Work instructions
Transcribe every line exactly and omit anything that is a picture.

[Raw records]
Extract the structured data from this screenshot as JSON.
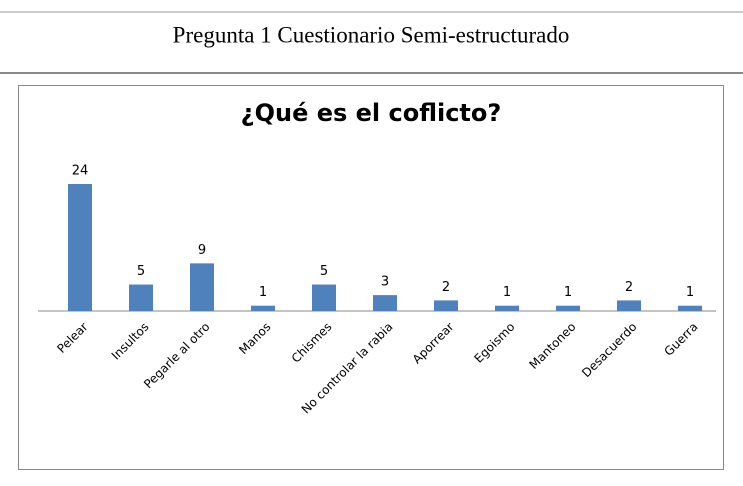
{
  "heading": "Pregunta 1 Cuestionario Semi-estructurado",
  "chart_data": {
    "type": "bar",
    "title": "¿Qué es el coflicto?",
    "categories": [
      "Pelear",
      "Insultos",
      "Pegarle al otro",
      "Manos",
      "Chismes",
      "No controlar la rabia",
      "Aporrear",
      "Egoismo",
      "Mantoneo",
      "Desacuerdo",
      "Guerra"
    ],
    "values": [
      24,
      5,
      9,
      1,
      5,
      3,
      2,
      1,
      1,
      2,
      1
    ],
    "color": "#4f81bd"
  }
}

Exercise response
Extract the structured data from this screenshot as JSON.
{
  "heading": "Pregunta 1 Cuestionario Semi-estructurado",
  "chart_data": {
    "type": "bar",
    "title": "¿Qué es el coflicto?",
    "categories": [
      "Pelear",
      "Insultos",
      "Pegarle al otro",
      "Manos",
      "Chismes",
      "No controlar la rabia",
      "Aporrear",
      "Egoismo",
      "Mantoneo",
      "Desacuerdo",
      "Guerra"
    ],
    "values": [
      24,
      5,
      9,
      1,
      5,
      3,
      2,
      1,
      1,
      2,
      1
    ],
    "color": "#4f81bd"
  }
}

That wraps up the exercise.